#### [Do this]
Write out every entry exactly as given, but omit the pictures.

#### [Material provided]
==*==

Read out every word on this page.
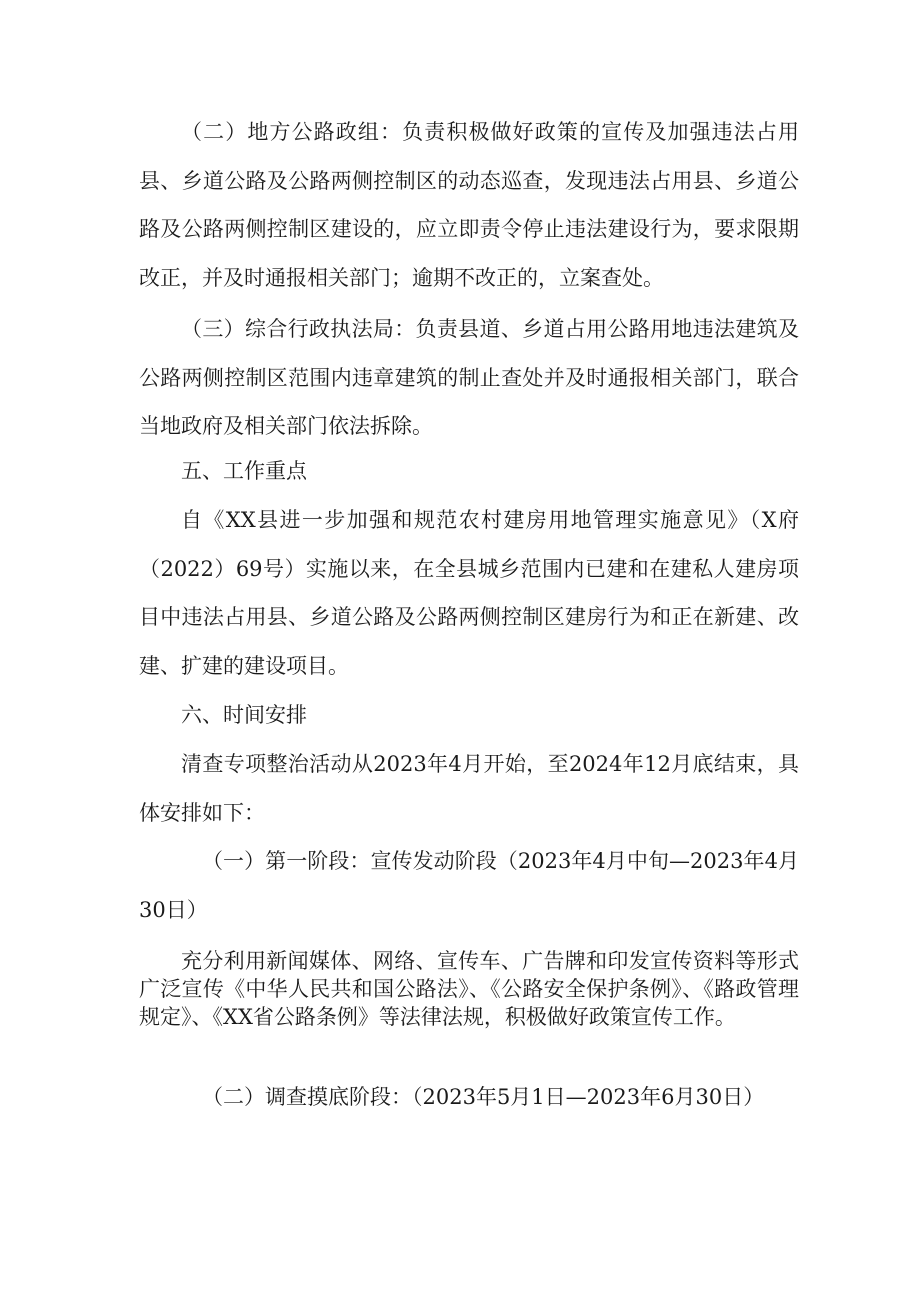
（二）地方公路政组：负责积极做好政策的宣传及加强违法占用县、乡道公路及公路两侧控制区的动态巡查，发现违法占用县、乡道公路及公路两侧控制区建设的，应立即责令停止违法建设行为，要求限期改正，并及时通报相关部门；逾期不改正的，立案查处。

（三）综合行政执法局：负责县道、乡道占用公路用地违法建筑及公路两侧控制区范围内违章建筑的制止查处并及时通报相关部门，联合当地政府及相关部门依法拆除。

五、工作重点

自《XX县进一步加强和规范农村建房用地管理实施意见》（X府（2022）69号）实施以来，在全县城乡范围内已建和在建私人建房项目中违法占用县、乡道公路及公路两侧控制区建房行为和正在新建、改建、扩建的建设项目。

六、时间安排

清查专项整治活动从2023年4月开始，至2024年12月底结束，具体安排如下：

（一）第一阶段：宣传发动阶段（2023年4月中旬—2023年4月30日）

充分利用新闻媒体、网络、宣传车、广告牌和印发宣传资料等形式广泛宣传《中华人民共和国公路法》、《公路安全保护条例》、《路政管理规定》、《XX省公路条例》等法律法规，积极做好政策宣传工作。

（二）调查摸底阶段：（2023年5月1日—2023年6月30日）
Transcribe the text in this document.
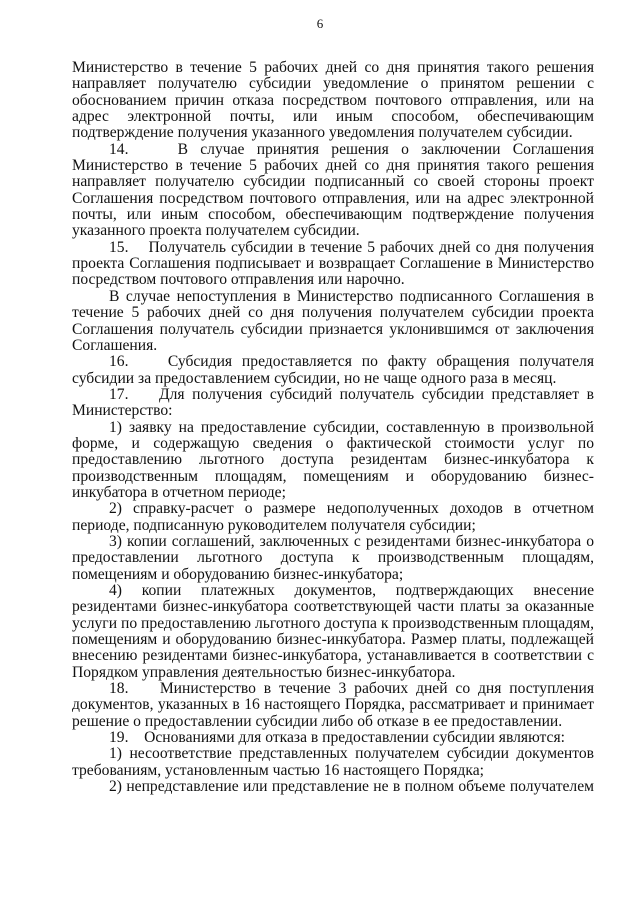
6

Министерство в течение 5 рабочих дней со дня принятия такого решения направляет получателю субсидии уведомление о принятом решении с обоснованием причин отказа посредством почтового отправления, или на адрес электронной почты, или иным способом, обеспечивающим подтверждение получения указанного уведомления получателем субсидии.

14.    В случае принятия решения о заключении Соглашения Министерство в течение 5 рабочих дней со дня принятия такого решения направляет получателю субсидии подписанный со своей стороны проект Соглашения посредством почтового отправления, или на адрес электронной почты, или иным способом, обеспечивающим подтверждение получения указанного проекта получателем субсидии.

15.    Получатель субсидии в течение 5 рабочих дней со дня получения проекта Соглашения подписывает и возвращает Соглашение в Министерство посредством почтового отправления или нарочно.

В случае непоступления в Министерство подписанного Соглашения в течение 5 рабочих дней со дня получения получателем субсидии проекта Соглашения получатель субсидии признается уклонившимся от заключения Соглашения.

16.    Субсидия предоставляется по факту обращения получателя субсидии за предоставлением субсидии, но не чаще одного раза в месяц.

17.    Для получения субсидий получатель субсидии представляет в Министерство:

1) заявку на предоставление субсидии, составленную в произвольной форме, и содержащую сведения о фактической стоимости услуг по предоставлению льготного доступа резидентам бизнес-инкубатора к производственным площадям, помещениям и оборудованию бизнес-инкубатора в отчетном периоде;

2) справку-расчет о размере недополученных доходов в отчетном периоде, подписанную руководителем получателя субсидии;

3) копии соглашений, заключенных с резидентами бизнес-инкубатора о предоставлении льготного доступа к производственным площадям, помещениям и оборудованию бизнес-инкубатора;

4) копии платежных документов, подтверждающих внесение резидентами бизнес-инкубатора соответствующей части платы за оказанные услуги по предоставлению льготного доступа к производственным площадям, помещениям и оборудованию бизнес-инкубатора. Размер платы, подлежащей внесению резидентами бизнес-инкубатора, устанавливается в соответствии с Порядком управления деятельностью бизнес-инкубатора.

18.    Министерство в течение 3 рабочих дней со дня поступления документов, указанных в 16 настоящего Порядка, рассматривает и принимает решение о предоставлении субсидии либо об отказе в ее предоставлении.

19.    Основаниями для отказа в предоставлении субсидии являются:

1) несоответствие представленных получателем субсидии документов требованиям, установленным частью 16 настоящего Порядка;

2) непредставление или представление не в полном объеме получателем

==*==

#### [Complete answer]
Read out every word on this page.
（二）地方公路政组：负责积极做好政策的宣传及加强违法占用县、乡道公路及公路两侧控制区的动态巡查，发现违法占用县、乡道公路及公路两侧控制区建设的，应立即责令停止违法建设行为，要求限期改正，并及时通报相关部门；逾期不改正的，立案查处。

（三）综合行政执法局：负责县道、乡道占用公路用地违法建筑及公路两侧控制区范围内违章建筑的制止查处并及时通报相关部门，联合当地政府及相关部门依法拆除。

五、工作重点

自《XX县进一步加强和规范农村建房用地管理实施意见》（X府（2022）69号）实施以来，在全县城乡范围内已建和在建私人建房项目中违法占用县、乡道公路及公路两侧控制区建房行为和正在新建、改建、扩建的建设项目。

六、时间安排

清查专项整治活动从2023年4月开始，至2024年12月底结束，具体安排如下：

（一）第一阶段：宣传发动阶段（2023年4月中旬—2023年4月30日）

充分利用新闻媒体、网络、宣传车、广告牌和印发宣传资料等形式广泛宣传《中华人民共和国公路法》、《公路安全保护条例》、《路政管理规定》、《XX省公路条例》等法律法规，积极做好政策宣传工作。

（二）调查摸底阶段：（2023年5月1日—2023年6月30日）
Transcribe the text in this document.
6

Министерство в течение 5 рабочих дней со дня принятия такого решения направляет получателю субсидии уведомление о принятом решении с обоснованием причин отказа посредством почтового отправления, или на адрес электронной почты, или иным способом, обеспечивающим подтверждение получения указанного уведомления получателем субсидии.

14.    В случае принятия решения о заключении Соглашения Министерство в течение 5 рабочих дней со дня принятия такого решения направляет получателю субсидии подписанный со своей стороны проект Соглашения посредством почтового отправления, или на адрес электронной почты, или иным способом, обеспечивающим подтверждение получения указанного проекта получателем субсидии.

15.    Получатель субсидии в течение 5 рабочих дней со дня получения проекта Соглашения подписывает и возвращает Соглашение в Министерство посредством почтового отправления или нарочно.

В случае непоступления в Министерство подписанного Соглашения в течение 5 рабочих дней со дня получения получателем субсидии проекта Соглашения получатель субсидии признается уклонившимся от заключения Соглашения.

16.    Субсидия предоставляется по факту обращения получателя субсидии за предоставлением субсидии, но не чаще одного раза в месяц.

17.    Для получения субсидий получатель субсидии представляет в Министерство:

1) заявку на предоставление субсидии, составленную в произвольной форме, и содержащую сведения о фактической стоимости услуг по предоставлению льготного доступа резидентам бизнес-инкубатора к производственным площадям, помещениям и оборудованию бизнес-инкубатора в отчетном периоде;

2) справку-расчет о размере недополученных доходов в отчетном периоде, подписанную руководителем получателя субсидии;

3) копии соглашений, заключенных с резидентами бизнес-инкубатора о предоставлении льготного доступа к производственным площадям, помещениям и оборудованию бизнес-инкубатора;

4) копии платежных документов, подтверждающих внесение резидентами бизнес-инкубатора соответствующей части платы за оказанные услуги по предоставлению льготного доступа к производственным площадям, помещениям и оборудованию бизнес-инкубатора. Размер платы, подлежащей внесению резидентами бизнес-инкубатора, устанавливается в соответствии с Порядком управления деятельностью бизнес-инкубатора.

18.    Министерство в течение 3 рабочих дней со дня поступления документов, указанных в 16 настоящего Порядка, рассматривает и принимает решение о предоставлении субсидии либо об отказе в ее предоставлении.

19.    Основаниями для отказа в предоставлении субсидии являются:

1) несоответствие представленных получателем субсидии документов требованиям, установленным частью 16 настоящего Порядка;

2) непредставление или представление не в полном объеме получателем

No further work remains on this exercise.